## TASK TO CARRY OUT:
Could every line of the data be printed exactly as it reads?

## SUPPLIED RECORDS:
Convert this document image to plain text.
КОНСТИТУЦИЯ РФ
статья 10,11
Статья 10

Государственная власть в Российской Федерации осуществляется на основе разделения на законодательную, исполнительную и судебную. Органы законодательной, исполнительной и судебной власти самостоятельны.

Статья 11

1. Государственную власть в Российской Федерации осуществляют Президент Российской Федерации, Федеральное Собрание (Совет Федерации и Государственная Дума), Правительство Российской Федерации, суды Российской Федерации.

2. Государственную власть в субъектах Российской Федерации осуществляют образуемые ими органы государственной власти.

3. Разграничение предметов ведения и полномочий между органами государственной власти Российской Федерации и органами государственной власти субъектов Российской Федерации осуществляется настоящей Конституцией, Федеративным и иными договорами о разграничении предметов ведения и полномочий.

## EXPECTED ANSWER:
Convert this document image to plain text.
КОНСТИТУЦИЯ РФ
статья 10,11
Статья 10

Государственная власть в Российской Федерации осуществляется на основе разделения на законодательную, исполнительную и судебную. Органы законодательной, исполнительной и судебной власти самостоятельны.

Статья 11

1. Государственную власть в Российской Федерации осуществляют Президент Российской Федерации, Федеральное Собрание (Совет Федерации и Государственная Дума), Правительство Российской Федерации, суды Российской Федерации.

2. Государственную власть в субъектах Российской Федерации осуществляют образуемые ими органы государственной власти.

3. Разграничение предметов ведения и полномочий между органами государственной власти Российской Федерации и органами государственной власти субъектов Российской Федерации осуществляется настоящей Конституцией, Федеративным и иными договорами о разграничении предметов ведения и полномочий.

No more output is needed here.